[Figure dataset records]
—————

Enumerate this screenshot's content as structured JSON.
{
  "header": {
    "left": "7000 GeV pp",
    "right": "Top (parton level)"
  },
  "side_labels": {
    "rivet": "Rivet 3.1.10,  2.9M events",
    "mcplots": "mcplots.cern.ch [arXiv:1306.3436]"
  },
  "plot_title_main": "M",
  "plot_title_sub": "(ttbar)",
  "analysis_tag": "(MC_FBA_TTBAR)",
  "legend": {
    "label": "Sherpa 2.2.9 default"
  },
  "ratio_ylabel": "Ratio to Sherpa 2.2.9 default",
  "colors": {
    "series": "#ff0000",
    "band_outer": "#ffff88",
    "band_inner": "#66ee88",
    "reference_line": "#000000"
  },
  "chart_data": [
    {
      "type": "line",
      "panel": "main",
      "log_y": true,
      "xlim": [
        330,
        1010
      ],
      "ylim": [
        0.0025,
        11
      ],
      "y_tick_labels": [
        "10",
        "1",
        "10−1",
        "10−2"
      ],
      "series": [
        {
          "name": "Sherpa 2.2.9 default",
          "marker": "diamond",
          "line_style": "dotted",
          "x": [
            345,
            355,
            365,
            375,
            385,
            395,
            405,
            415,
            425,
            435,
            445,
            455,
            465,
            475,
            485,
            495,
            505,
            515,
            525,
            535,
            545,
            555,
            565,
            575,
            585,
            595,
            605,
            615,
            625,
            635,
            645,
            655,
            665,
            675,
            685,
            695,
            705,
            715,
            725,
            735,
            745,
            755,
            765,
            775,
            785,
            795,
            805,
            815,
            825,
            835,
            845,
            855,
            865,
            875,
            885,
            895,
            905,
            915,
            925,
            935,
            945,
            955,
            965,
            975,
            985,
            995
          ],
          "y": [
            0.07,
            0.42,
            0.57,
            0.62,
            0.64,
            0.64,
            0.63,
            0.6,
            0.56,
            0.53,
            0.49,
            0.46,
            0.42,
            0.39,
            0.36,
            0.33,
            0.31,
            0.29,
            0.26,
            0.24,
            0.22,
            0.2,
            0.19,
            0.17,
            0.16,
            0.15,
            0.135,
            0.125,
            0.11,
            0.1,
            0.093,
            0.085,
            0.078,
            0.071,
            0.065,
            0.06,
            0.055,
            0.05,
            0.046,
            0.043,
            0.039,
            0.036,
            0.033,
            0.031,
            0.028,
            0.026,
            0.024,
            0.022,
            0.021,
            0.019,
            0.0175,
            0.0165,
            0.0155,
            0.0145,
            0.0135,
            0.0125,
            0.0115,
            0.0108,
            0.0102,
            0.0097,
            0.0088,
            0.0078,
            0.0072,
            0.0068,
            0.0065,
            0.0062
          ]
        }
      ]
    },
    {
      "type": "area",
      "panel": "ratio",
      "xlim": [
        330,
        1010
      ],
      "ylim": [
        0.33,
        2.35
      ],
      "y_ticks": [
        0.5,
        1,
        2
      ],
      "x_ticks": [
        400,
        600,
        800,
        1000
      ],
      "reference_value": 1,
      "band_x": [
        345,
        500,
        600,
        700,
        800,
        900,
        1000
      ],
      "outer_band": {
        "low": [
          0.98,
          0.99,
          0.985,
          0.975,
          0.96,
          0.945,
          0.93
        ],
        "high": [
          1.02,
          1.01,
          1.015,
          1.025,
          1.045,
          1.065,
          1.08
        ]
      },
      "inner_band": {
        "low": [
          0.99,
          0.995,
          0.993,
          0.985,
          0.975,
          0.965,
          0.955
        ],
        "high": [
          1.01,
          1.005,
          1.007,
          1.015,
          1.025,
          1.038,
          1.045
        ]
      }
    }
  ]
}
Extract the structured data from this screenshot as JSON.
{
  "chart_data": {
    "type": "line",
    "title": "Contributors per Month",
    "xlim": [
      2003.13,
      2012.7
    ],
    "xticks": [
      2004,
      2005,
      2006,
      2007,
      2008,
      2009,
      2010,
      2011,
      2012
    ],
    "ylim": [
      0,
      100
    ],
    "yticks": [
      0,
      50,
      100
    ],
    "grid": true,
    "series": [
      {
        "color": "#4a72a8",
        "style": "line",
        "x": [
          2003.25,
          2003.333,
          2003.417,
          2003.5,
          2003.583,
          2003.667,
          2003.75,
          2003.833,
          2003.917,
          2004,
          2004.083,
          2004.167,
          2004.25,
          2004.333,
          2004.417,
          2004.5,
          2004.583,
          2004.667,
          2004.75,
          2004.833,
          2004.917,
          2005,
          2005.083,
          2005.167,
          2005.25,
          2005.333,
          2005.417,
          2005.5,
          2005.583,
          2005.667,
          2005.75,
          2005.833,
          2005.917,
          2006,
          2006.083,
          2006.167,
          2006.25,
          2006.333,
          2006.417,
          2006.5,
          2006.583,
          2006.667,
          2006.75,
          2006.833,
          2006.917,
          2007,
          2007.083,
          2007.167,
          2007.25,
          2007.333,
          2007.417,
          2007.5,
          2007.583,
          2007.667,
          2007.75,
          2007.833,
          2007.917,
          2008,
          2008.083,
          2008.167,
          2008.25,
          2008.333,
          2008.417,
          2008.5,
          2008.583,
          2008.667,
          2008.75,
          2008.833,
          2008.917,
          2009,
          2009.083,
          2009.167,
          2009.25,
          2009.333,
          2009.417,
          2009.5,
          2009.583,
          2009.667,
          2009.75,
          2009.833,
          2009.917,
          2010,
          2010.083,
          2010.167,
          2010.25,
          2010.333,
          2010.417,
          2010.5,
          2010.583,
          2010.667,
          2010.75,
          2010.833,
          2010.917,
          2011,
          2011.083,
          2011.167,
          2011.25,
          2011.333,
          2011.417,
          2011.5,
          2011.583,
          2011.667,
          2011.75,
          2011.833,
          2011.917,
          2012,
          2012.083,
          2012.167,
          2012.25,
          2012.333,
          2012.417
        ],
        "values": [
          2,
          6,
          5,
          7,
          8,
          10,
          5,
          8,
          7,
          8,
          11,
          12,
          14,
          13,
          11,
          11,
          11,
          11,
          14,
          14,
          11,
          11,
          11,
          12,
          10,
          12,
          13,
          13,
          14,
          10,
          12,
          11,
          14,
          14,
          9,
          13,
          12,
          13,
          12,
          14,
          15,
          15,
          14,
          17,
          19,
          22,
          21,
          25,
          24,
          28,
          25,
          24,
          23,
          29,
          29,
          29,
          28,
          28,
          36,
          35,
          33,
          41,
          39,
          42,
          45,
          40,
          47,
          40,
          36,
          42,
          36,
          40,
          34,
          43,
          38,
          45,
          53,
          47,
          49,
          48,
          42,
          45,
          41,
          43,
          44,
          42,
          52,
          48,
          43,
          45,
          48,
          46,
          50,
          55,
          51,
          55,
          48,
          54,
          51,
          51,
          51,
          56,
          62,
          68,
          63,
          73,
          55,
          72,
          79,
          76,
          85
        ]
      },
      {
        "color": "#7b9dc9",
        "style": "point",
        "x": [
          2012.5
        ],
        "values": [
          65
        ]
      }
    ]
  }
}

—————

Write out every line from the records above, word for word.

Enumerate this screenshot's content as structured JSON.
{
  "header": {
    "left": "7000 GeV pp",
    "right": "Top (parton level)"
  },
  "side_labels": {
    "rivet": "Rivet 3.1.10,  2.9M events",
    "mcplots": "mcplots.cern.ch [arXiv:1306.3436]"
  },
  "plot_title_main": "M",
  "plot_title_sub": "(ttbar)",
  "analysis_tag": "(MC_FBA_TTBAR)",
  "legend": {
    "label": "Sherpa 2.2.9 default"
  },
  "ratio_ylabel": "Ratio to Sherpa 2.2.9 default",
  "colors": {
    "series": "#ff0000",
    "band_outer": "#ffff88",
    "band_inner": "#66ee88",
    "reference_line": "#000000"
  },
  "chart_data": [
    {
      "type": "line",
      "panel": "main",
      "log_y": true,
      "xlim": [
        330,
        1010
      ],
      "ylim": [
        0.0025,
        11
      ],
      "y_tick_labels": [
        "10",
        "1",
        "10−1",
        "10−2"
      ],
      "series": [
        {
          "name": "Sherpa 2.2.9 default",
          "marker": "diamond",
          "line_style": "dotted",
          "x": [
            345,
            355,
            365,
            375,
            385,
            395,
            405,
            415,
            425,
            435,
            445,
            455,
            465,
            475,
            485,
            495,
            505,
            515,
            525,
            535,
            545,
            555,
            565,
            575,
            585,
            595,
            605,
            615,
            625,
            635,
            645,
            655,
            665,
            675,
            685,
            695,
            705,
            715,
            725,
            735,
            745,
            755,
            765,
            775,
            785,
            795,
            805,
            815,
            825,
            835,
            845,
            855,
            865,
            875,
            885,
            895,
            905,
            915,
            925,
            935,
            945,
            955,
            965,
            975,
            985,
            995
          ],
          "y": [
            0.07,
            0.42,
            0.57,
            0.62,
            0.64,
            0.64,
            0.63,
            0.6,
            0.56,
            0.53,
            0.49,
            0.46,
            0.42,
            0.39,
            0.36,
            0.33,
            0.31,
            0.29,
            0.26,
            0.24,
            0.22,
            0.2,
            0.19,
            0.17,
            0.16,
            0.15,
            0.135,
            0.125,
            0.11,
            0.1,
            0.093,
            0.085,
            0.078,
            0.071,
            0.065,
            0.06,
            0.055,
            0.05,
            0.046,
            0.043,
            0.039,
            0.036,
            0.033,
            0.031,
            0.028,
            0.026,
            0.024,
            0.022,
            0.021,
            0.019,
            0.0175,
            0.0165,
            0.0155,
            0.0145,
            0.0135,
            0.0125,
            0.0115,
            0.0108,
            0.0102,
            0.0097,
            0.0088,
            0.0078,
            0.0072,
            0.0068,
            0.0065,
            0.0062
          ]
        }
      ]
    },
    {
      "type": "area",
      "panel": "ratio",
      "xlim": [
        330,
        1010
      ],
      "ylim": [
        0.33,
        2.35
      ],
      "y_ticks": [
        0.5,
        1,
        2
      ],
      "x_ticks": [
        400,
        600,
        800,
        1000
      ],
      "reference_value": 1,
      "band_x": [
        345,
        500,
        600,
        700,
        800,
        900,
        1000
      ],
      "outer_band": {
        "low": [
          0.98,
          0.99,
          0.985,
          0.975,
          0.96,
          0.945,
          0.93
        ],
        "high": [
          1.02,
          1.01,
          1.015,
          1.025,
          1.045,
          1.065,
          1.08
        ]
      },
      "inner_band": {
        "low": [
          0.99,
          0.995,
          0.993,
          0.985,
          0.975,
          0.965,
          0.955
        ],
        "high": [
          1.01,
          1.005,
          1.007,
          1.015,
          1.025,
          1.038,
          1.045
        ]
      }
    }
  ]
}
Extract the structured data from this screenshot as JSON.
{
  "chart_data": {
    "type": "line",
    "title": "Contributors per Month",
    "xlim": [
      2003.13,
      2012.7
    ],
    "xticks": [
      2004,
      2005,
      2006,
      2007,
      2008,
      2009,
      2010,
      2011,
      2012
    ],
    "ylim": [
      0,
      100
    ],
    "yticks": [
      0,
      50,
      100
    ],
    "grid": true,
    "series": [
      {
        "color": "#4a72a8",
        "style": "line",
        "x": [
          2003.25,
          2003.333,
          2003.417,
          2003.5,
          2003.583,
          2003.667,
          2003.75,
          2003.833,
          2003.917,
          2004,
          2004.083,
          2004.167,
          2004.25,
          2004.333,
          2004.417,
          2004.5,
          2004.583,
          2004.667,
          2004.75,
          2004.833,
          2004.917,
          2005,
          2005.083,
          2005.167,
          2005.25,
          2005.333,
          2005.417,
          2005.5,
          2005.583,
          2005.667,
          2005.75,
          2005.833,
          2005.917,
          2006,
          2006.083,
          2006.167,
          2006.25,
          2006.333,
          2006.417,
          2006.5,
          2006.583,
          2006.667,
          2006.75,
          2006.833,
          2006.917,
          2007,
          2007.083,
          2007.167,
          2007.25,
          2007.333,
          2007.417,
          2007.5,
          2007.583,
          2007.667,
          2007.75,
          2007.833,
          2007.917,
          2008,
          2008.083,
          2008.167,
          2008.25,
          2008.333,
          2008.417,
          2008.5,
          2008.583,
          2008.667,
          2008.75,
          2008.833,
          2008.917,
          2009,
          2009.083,
          2009.167,
          2009.25,
          2009.333,
          2009.417,
          2009.5,
          2009.583,
          2009.667,
          2009.75,
          2009.833,
          2009.917,
          2010,
          2010.083,
          2010.167,
          2010.25,
          2010.333,
          2010.417,
          2010.5,
          2010.583,
          2010.667,
          2010.75,
          2010.833,
          2010.917,
          2011,
          2011.083,
          2011.167,
          2011.25,
          2011.333,
          2011.417,
          2011.5,
          2011.583,
          2011.667,
          2011.75,
          2011.833,
          2011.917,
          2012,
          2012.083,
          2012.167,
          2012.25,
          2012.333,
          2012.417
        ],
        "values": [
          2,
          6,
          5,
          7,
          8,
          10,
          5,
          8,
          7,
          8,
          11,
          12,
          14,
          13,
          11,
          11,
          11,
          11,
          14,
          14,
          11,
          11,
          11,
          12,
          10,
          12,
          13,
          13,
          14,
          10,
          12,
          11,
          14,
          14,
          9,
          13,
          12,
          13,
          12,
          14,
          15,
          15,
          14,
          17,
          19,
          22,
          21,
          25,
          24,
          28,
          25,
          24,
          23,
          29,
          29,
          29,
          28,
          28,
          36,
          35,
          33,
          41,
          39,
          42,
          45,
          40,
          47,
          40,
          36,
          42,
          36,
          40,
          34,
          43,
          38,
          45,
          53,
          47,
          49,
          48,
          42,
          45,
          41,
          43,
          44,
          42,
          52,
          48,
          43,
          45,
          48,
          46,
          50,
          55,
          51,
          55,
          48,
          54,
          51,
          51,
          51,
          56,
          62,
          68,
          63,
          73,
          55,
          72,
          79,
          76,
          85
        ]
      },
      {
        "color": "#7b9dc9",
        "style": "point",
        "x": [
          2012.5
        ],
        "values": [
          65
        ]
      }
    ]
  }
}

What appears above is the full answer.